# Instructions for the task
Please quote the material exactly, every line of it.

# Exercise data

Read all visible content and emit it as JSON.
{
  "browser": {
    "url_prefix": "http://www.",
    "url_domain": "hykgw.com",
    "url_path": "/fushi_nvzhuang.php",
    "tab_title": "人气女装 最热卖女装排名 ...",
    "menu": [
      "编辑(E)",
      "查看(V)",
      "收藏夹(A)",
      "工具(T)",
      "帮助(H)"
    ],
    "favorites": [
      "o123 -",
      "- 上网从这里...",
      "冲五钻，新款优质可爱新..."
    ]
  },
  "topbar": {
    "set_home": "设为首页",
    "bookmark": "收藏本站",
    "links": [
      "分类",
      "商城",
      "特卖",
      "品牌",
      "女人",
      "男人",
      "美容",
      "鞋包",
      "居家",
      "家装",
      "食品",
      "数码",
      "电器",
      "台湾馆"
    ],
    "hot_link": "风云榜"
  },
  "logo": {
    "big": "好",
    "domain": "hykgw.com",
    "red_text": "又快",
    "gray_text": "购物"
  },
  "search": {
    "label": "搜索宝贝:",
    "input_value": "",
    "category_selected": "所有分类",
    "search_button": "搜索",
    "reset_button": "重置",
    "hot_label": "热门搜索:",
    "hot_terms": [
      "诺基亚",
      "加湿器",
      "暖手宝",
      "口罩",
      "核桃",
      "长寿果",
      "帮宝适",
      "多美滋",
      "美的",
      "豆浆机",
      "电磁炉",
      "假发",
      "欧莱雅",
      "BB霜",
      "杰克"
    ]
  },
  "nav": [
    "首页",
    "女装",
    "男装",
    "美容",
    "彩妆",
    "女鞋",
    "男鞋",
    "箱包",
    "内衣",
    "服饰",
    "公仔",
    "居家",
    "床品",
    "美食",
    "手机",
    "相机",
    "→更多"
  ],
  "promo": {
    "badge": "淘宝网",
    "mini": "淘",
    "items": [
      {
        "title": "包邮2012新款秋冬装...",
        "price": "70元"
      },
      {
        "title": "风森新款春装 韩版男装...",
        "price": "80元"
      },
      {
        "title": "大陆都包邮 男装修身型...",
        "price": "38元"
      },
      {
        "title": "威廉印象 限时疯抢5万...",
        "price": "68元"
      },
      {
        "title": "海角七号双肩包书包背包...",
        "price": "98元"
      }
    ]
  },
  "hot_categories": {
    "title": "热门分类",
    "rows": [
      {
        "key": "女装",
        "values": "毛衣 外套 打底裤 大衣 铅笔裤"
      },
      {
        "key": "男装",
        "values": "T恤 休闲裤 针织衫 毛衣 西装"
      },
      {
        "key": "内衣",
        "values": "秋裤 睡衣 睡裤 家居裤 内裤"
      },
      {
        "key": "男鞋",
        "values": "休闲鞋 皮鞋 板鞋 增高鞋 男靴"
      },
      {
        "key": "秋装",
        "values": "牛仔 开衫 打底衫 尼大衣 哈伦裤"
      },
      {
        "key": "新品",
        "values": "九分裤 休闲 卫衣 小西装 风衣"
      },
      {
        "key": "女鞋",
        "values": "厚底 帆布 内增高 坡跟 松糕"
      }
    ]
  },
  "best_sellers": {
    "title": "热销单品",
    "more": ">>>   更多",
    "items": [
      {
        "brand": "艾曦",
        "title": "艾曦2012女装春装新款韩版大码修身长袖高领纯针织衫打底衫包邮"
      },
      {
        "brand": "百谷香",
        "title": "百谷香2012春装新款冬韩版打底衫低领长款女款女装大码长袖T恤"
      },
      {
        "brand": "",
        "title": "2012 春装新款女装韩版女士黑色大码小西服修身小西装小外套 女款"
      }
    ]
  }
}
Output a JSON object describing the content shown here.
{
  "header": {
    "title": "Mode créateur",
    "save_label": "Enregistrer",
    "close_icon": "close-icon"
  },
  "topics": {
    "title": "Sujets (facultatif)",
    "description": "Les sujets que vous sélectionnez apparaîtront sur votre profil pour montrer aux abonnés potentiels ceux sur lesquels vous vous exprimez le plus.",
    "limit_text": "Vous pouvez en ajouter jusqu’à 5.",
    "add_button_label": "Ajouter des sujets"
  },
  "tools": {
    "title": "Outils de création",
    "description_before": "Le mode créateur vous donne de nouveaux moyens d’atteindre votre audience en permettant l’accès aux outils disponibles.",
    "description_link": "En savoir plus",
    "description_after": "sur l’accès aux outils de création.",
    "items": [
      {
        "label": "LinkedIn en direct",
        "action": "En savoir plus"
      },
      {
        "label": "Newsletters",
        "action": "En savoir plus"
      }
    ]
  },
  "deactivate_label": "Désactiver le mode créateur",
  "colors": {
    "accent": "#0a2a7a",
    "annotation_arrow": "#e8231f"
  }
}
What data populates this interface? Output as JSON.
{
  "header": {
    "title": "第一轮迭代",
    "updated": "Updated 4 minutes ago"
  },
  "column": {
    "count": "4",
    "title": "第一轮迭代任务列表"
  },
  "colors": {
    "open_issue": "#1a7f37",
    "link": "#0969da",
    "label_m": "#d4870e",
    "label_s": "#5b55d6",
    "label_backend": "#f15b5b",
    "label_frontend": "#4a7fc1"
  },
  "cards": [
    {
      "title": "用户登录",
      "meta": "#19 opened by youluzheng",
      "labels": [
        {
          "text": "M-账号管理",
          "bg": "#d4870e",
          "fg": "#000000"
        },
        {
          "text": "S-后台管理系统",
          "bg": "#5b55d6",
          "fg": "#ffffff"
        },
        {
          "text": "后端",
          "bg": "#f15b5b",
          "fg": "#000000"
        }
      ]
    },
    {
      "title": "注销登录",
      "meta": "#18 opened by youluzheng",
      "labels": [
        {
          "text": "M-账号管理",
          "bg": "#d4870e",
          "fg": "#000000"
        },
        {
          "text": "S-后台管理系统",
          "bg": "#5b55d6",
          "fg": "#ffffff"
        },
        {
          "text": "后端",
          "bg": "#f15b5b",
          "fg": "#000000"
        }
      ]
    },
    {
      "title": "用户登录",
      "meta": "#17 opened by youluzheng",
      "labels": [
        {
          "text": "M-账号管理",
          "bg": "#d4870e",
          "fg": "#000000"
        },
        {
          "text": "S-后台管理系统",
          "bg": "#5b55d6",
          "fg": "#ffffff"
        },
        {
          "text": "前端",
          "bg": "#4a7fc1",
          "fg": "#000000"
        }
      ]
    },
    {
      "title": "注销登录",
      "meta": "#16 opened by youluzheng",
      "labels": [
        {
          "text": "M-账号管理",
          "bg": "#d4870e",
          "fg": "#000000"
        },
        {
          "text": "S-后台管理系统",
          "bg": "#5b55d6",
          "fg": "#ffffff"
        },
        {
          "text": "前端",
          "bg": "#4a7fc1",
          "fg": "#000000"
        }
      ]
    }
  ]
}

# Completed exercise
Read all visible content and emit it as JSON.
{
  "browser": {
    "url_prefix": "http://www.",
    "url_domain": "hykgw.com",
    "url_path": "/fushi_nvzhuang.php",
    "tab_title": "人气女装 最热卖女装排名 ...",
    "menu": [
      "编辑(E)",
      "查看(V)",
      "收藏夹(A)",
      "工具(T)",
      "帮助(H)"
    ],
    "favorites": [
      "o123 -",
      "- 上网从这里...",
      "冲五钻，新款优质可爱新..."
    ]
  },
  "topbar": {
    "set_home": "设为首页",
    "bookmark": "收藏本站",
    "links": [
      "分类",
      "商城",
      "特卖",
      "品牌",
      "女人",
      "男人",
      "美容",
      "鞋包",
      "居家",
      "家装",
      "食品",
      "数码",
      "电器",
      "台湾馆"
    ],
    "hot_link": "风云榜"
  },
  "logo": {
    "big": "好",
    "domain": "hykgw.com",
    "red_text": "又快",
    "gray_text": "购物"
  },
  "search": {
    "label": "搜索宝贝:",
    "input_value": "",
    "category_selected": "所有分类",
    "search_button": "搜索",
    "reset_button": "重置",
    "hot_label": "热门搜索:",
    "hot_terms": [
      "诺基亚",
      "加湿器",
      "暖手宝",
      "口罩",
      "核桃",
      "长寿果",
      "帮宝适",
      "多美滋",
      "美的",
      "豆浆机",
      "电磁炉",
      "假发",
      "欧莱雅",
      "BB霜",
      "杰克"
    ]
  },
  "nav": [
    "首页",
    "女装",
    "男装",
    "美容",
    "彩妆",
    "女鞋",
    "男鞋",
    "箱包",
    "内衣",
    "服饰",
    "公仔",
    "居家",
    "床品",
    "美食",
    "手机",
    "相机",
    "→更多"
  ],
  "promo": {
    "badge": "淘宝网",
    "mini": "淘",
    "items": [
      {
        "title": "包邮2012新款秋冬装...",
        "price": "70元"
      },
      {
        "title": "风森新款春装 韩版男装...",
        "price": "80元"
      },
      {
        "title": "大陆都包邮 男装修身型...",
        "price": "38元"
      },
      {
        "title": "威廉印象 限时疯抢5万...",
        "price": "68元"
      },
      {
        "title": "海角七号双肩包书包背包...",
        "price": "98元"
      }
    ]
  },
  "hot_categories": {
    "title": "热门分类",
    "rows": [
      {
        "key": "女装",
        "values": "毛衣 外套 打底裤 大衣 铅笔裤"
      },
      {
        "key": "男装",
        "values": "T恤 休闲裤 针织衫 毛衣 西装"
      },
      {
        "key": "内衣",
        "values": "秋裤 睡衣 睡裤 家居裤 内裤"
      },
      {
        "key": "男鞋",
        "values": "休闲鞋 皮鞋 板鞋 增高鞋 男靴"
      },
      {
        "key": "秋装",
        "values": "牛仔 开衫 打底衫 尼大衣 哈伦裤"
      },
      {
        "key": "新品",
        "values": "九分裤 休闲 卫衣 小西装 风衣"
      },
      {
        "key": "女鞋",
        "values": "厚底 帆布 内增高 坡跟 松糕"
      }
    ]
  },
  "best_sellers": {
    "title": "热销单品",
    "more": ">>>   更多",
    "items": [
      {
        "brand": "艾曦",
        "title": "艾曦2012女装春装新款韩版大码修身长袖高领纯针织衫打底衫包邮"
      },
      {
        "brand": "百谷香",
        "title": "百谷香2012春装新款冬韩版打底衫低领长款女款女装大码长袖T恤"
      },
      {
        "brand": "",
        "title": "2012 春装新款女装韩版女士黑色大码小西服修身小西装小外套 女款"
      }
    ]
  }
}
Output a JSON object describing the content shown here.
{
  "header": {
    "title": "Mode créateur",
    "save_label": "Enregistrer",
    "close_icon": "close-icon"
  },
  "topics": {
    "title": "Sujets (facultatif)",
    "description": "Les sujets que vous sélectionnez apparaîtront sur votre profil pour montrer aux abonnés potentiels ceux sur lesquels vous vous exprimez le plus.",
    "limit_text": "Vous pouvez en ajouter jusqu’à 5.",
    "add_button_label": "Ajouter des sujets"
  },
  "tools": {
    "title": "Outils de création",
    "description_before": "Le mode créateur vous donne de nouveaux moyens d’atteindre votre audience en permettant l’accès aux outils disponibles.",
    "description_link": "En savoir plus",
    "description_after": "sur l’accès aux outils de création.",
    "items": [
      {
        "label": "LinkedIn en direct",
        "action": "En savoir plus"
      },
      {
        "label": "Newsletters",
        "action": "En savoir plus"
      }
    ]
  },
  "deactivate_label": "Désactiver le mode créateur",
  "colors": {
    "accent": "#0a2a7a",
    "annotation_arrow": "#e8231f"
  }
}
What data populates this interface? Output as JSON.
{
  "header": {
    "title": "第一轮迭代",
    "updated": "Updated 4 minutes ago"
  },
  "column": {
    "count": "4",
    "title": "第一轮迭代任务列表"
  },
  "colors": {
    "open_issue": "#1a7f37",
    "link": "#0969da",
    "label_m": "#d4870e",
    "label_s": "#5b55d6",
    "label_backend": "#f15b5b",
    "label_frontend": "#4a7fc1"
  },
  "cards": [
    {
      "title": "用户登录",
      "meta": "#19 opened by youluzheng",
      "labels": [
        {
          "text": "M-账号管理",
          "bg": "#d4870e",
          "fg": "#000000"
        },
        {
          "text": "S-后台管理系统",
          "bg": "#5b55d6",
          "fg": "#ffffff"
        },
        {
          "text": "后端",
          "bg": "#f15b5b",
          "fg": "#000000"
        }
      ]
    },
    {
      "title": "注销登录",
      "meta": "#18 opened by youluzheng",
      "labels": [
        {
          "text": "M-账号管理",
          "bg": "#d4870e",
          "fg": "#000000"
        },
        {
          "text": "S-后台管理系统",
          "bg": "#5b55d6",
          "fg": "#ffffff"
        },
        {
          "text": "后端",
          "bg": "#f15b5b",
          "fg": "#000000"
        }
      ]
    },
    {
      "title": "用户登录",
      "meta": "#17 opened by youluzheng",
      "labels": [
        {
          "text": "M-账号管理",
          "bg": "#d4870e",
          "fg": "#000000"
        },
        {
          "text": "S-后台管理系统",
          "bg": "#5b55d6",
          "fg": "#ffffff"
        },
        {
          "text": "前端",
          "bg": "#4a7fc1",
          "fg": "#000000"
        }
      ]
    },
    {
      "title": "注销登录",
      "meta": "#16 opened by youluzheng",
      "labels": [
        {
          "text": "M-账号管理",
          "bg": "#d4870e",
          "fg": "#000000"
        },
        {
          "text": "S-后台管理系统",
          "bg": "#5b55d6",
          "fg": "#ffffff"
        },
        {
          "text": "前端",
          "bg": "#4a7fc1",
          "fg": "#000000"
        }
      ]
    }
  ]
}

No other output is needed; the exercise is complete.